Source document:
-.-.-

By Neil Durham
WORTH A LOOK?: *****
WHEN?: Thursday 18 July 2024, co-headline tour runs until 19 July 2024. Suede booking until 23 August 2024. Tickets Manics booking until 24 August 2024 Tickets
SETLIST: Manics: You Love Us; Everything Must Go; Motorcycle Emptiness; This Is Yesterday; You Stole The Sun From My Heart; To Repel Ghosts; Little Baby Nothing; Your Love Alone Is Not Enough; Elvis Impersonator: Blackpool Pier; A Design For Life; La Tristessea Durera; Walk Me To the Bridge; Kevin Carter; Orwellian; From Despair To Where; No Surface All Feeling; If You Tolerate This Your Children Will Be Next
Suede: Turn Off Your Brain And Yell; Trash; Animal Nitrate; The Drowners; We Are The Pigs; The Only Way I Can Love You; Still Life; New Generation; Film Star; Antidepressants; Saturday Night; She Still Leads Me On; Shadow Self; The Wild Ones; So Young; Metal Mickey; The Beautiful Ones
The concept of a two-for-one deal is well understood and tonight a couple of bands who rose to UK chart-topping fame in the 90s each complete 17-song sets.
- Read on for reasons including how this was a winning combination in a beautiful location with a bargain gig to ease the cost of living
We last saw Suede at Kingston nightclub PRYZM in 2022 and here they play a sold-out gig at Alexandra Palace Park in London as 1 of 10 across the UK where they co-headline with Manic Street Preachers.

-.-.-

Stored data:
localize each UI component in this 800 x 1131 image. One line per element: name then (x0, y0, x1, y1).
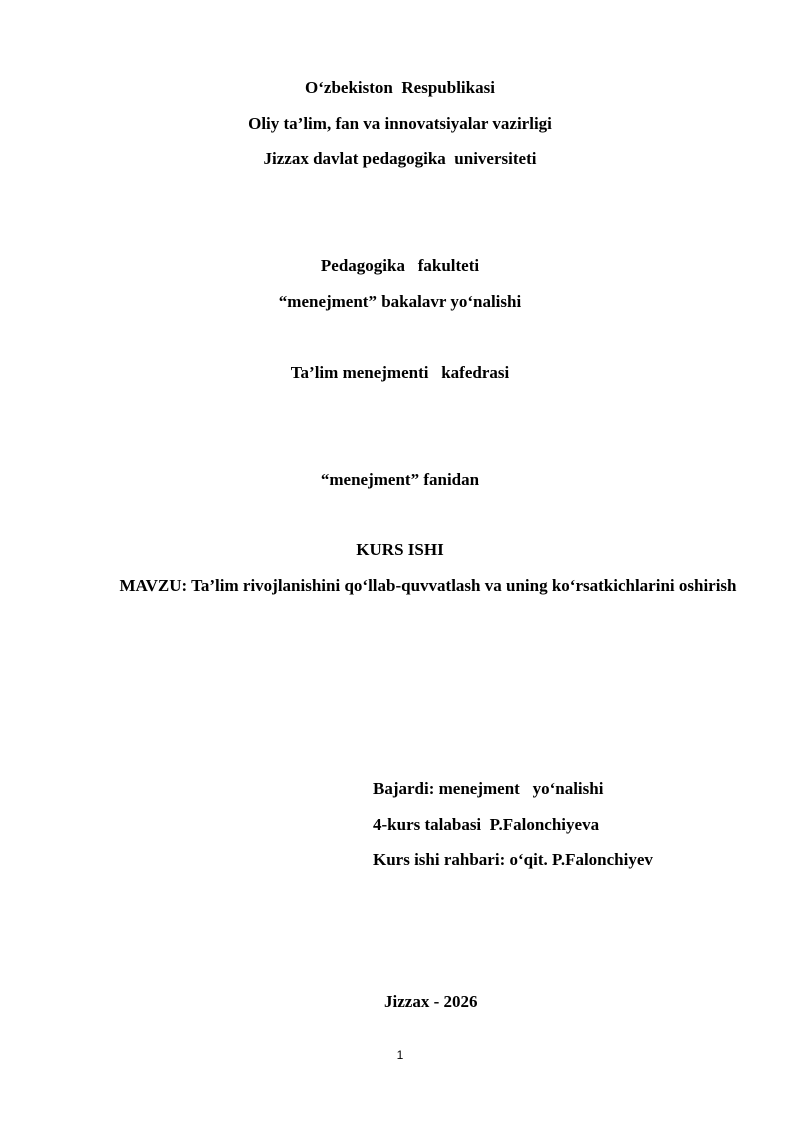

-.-.-

Extend the review of the Suede and Manic Street Preachers concert, beginning after its final sentence. The lines above are separate material and have no connection to the concert review.

For us they are, quite simply, the best live band in the world because there is no other we would rather see. Frontman Brett Anderson was far less energised when we 1st saw the band at our favourite ever gig – Portsmouth Pyramids in 1993 – than he is now and at 1 point, song 4 The Drowners, he climbs the barrier into his audience, sings with them joyfully and then utters, we think: ‘I can’t move.’
We momentarily fear for his safety but he is hoisted by the adoring throng back over the barrier and into the pit at the front of the stage before emerging, triumphantly, back onto it.
The difference between nostalgia acts and those playing tonight is that they continue to write material that is good enough to merit inclusion in these brilliant but in many ways all too brief 75-minute sets.

This venue is on a hill looking out across the capital city and is 1 of London’s most iconic views. Of course the bands can’t see it but as a member of the audience it means the views are great from almost every vantage point and, in weather news, it’s 1 of the hottest days in what hasn’t been a great summer so far for outdoor gigs.
Tonight Suede play a new song not breaking new musical nor lyrical ground (Antidepressants) and debut a classic on this tour (Still Life) given a rather melodramatic performance in a set that has been changing throughout this co-headliner tour no doubt thrilling those Insatiable Ones travelling the country with it.
Anderson mentions the next album, current long player and arguably the band’s best ever, Autofiction, is suitably plundered and the final 3 songs of the night are an opportunity to marvel at how brilliant the guitars sound but also to join Anderson in mass singalongs. It’s easily and perhaps unsurprisingly the best set we have seen live this year so far.
It only needed a full moon to top it off. And, of course, there was 1.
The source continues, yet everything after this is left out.